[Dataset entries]
>> start
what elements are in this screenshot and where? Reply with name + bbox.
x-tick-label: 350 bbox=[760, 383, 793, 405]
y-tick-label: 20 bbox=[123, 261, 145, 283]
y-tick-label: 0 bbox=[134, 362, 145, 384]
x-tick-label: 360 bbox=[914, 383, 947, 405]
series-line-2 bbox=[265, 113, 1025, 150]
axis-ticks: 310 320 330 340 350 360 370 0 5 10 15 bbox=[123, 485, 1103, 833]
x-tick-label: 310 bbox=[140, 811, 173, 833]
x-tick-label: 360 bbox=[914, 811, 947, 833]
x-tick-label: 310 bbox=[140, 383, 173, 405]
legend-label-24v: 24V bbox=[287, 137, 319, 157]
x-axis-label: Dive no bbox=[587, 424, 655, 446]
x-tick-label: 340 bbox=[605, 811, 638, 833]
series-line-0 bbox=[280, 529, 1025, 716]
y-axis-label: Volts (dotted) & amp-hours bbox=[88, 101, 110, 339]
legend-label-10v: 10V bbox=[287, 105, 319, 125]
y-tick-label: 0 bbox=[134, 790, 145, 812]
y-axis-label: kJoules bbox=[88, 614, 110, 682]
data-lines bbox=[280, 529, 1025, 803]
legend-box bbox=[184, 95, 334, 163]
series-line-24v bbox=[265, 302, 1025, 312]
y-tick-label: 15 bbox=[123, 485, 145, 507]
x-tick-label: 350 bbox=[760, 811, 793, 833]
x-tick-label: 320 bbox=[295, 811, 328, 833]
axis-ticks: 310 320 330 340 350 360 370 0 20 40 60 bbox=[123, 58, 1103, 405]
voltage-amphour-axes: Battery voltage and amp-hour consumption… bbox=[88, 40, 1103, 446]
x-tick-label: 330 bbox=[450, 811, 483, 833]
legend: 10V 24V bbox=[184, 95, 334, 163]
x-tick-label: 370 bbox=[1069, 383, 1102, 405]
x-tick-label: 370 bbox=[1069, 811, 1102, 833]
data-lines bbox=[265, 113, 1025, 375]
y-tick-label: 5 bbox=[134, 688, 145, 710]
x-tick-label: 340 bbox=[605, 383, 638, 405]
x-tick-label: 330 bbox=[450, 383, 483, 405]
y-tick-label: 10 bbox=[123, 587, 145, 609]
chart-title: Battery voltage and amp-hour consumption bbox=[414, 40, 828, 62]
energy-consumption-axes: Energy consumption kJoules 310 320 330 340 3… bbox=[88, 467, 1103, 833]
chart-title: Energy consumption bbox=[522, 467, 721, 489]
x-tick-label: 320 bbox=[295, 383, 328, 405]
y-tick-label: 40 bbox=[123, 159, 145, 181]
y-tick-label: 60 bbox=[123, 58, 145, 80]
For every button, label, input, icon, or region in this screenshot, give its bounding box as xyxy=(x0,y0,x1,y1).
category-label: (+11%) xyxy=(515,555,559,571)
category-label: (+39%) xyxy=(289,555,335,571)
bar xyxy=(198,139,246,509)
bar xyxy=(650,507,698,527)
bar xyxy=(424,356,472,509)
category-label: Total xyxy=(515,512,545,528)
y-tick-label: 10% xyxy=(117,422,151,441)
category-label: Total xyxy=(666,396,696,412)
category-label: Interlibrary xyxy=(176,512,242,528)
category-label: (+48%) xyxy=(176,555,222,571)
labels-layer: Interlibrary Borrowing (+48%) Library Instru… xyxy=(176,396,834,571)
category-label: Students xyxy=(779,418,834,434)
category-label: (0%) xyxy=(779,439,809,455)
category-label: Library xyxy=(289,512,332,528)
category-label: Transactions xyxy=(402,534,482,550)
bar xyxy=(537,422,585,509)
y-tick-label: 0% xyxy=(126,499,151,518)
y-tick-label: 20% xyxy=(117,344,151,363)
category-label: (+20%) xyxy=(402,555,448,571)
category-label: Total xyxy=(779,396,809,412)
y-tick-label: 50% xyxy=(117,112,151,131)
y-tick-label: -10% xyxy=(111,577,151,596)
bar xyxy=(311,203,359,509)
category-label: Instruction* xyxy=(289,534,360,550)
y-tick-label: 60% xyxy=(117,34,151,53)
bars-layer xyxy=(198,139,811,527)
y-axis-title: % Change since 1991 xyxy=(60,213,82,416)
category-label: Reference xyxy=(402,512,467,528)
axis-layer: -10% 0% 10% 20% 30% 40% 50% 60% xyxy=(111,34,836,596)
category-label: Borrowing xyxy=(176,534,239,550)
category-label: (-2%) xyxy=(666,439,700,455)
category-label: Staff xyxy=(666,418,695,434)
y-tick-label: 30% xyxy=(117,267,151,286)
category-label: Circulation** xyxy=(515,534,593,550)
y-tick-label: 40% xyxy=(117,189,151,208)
>> end
YOUR TASK
Repeat the lines of the data from the first line through the line containing "series-line-2 bbox=[265, 113, 1025, 150]", inclusive, and nothing else.

TASK RESPONSE
what elements are in this screenshot and where? Reply with name + bbox.
x-tick-label: 350 bbox=[760, 383, 793, 405]
y-tick-label: 20 bbox=[123, 261, 145, 283]
y-tick-label: 0 bbox=[134, 362, 145, 384]
x-tick-label: 360 bbox=[914, 383, 947, 405]
series-line-2 bbox=[265, 113, 1025, 150]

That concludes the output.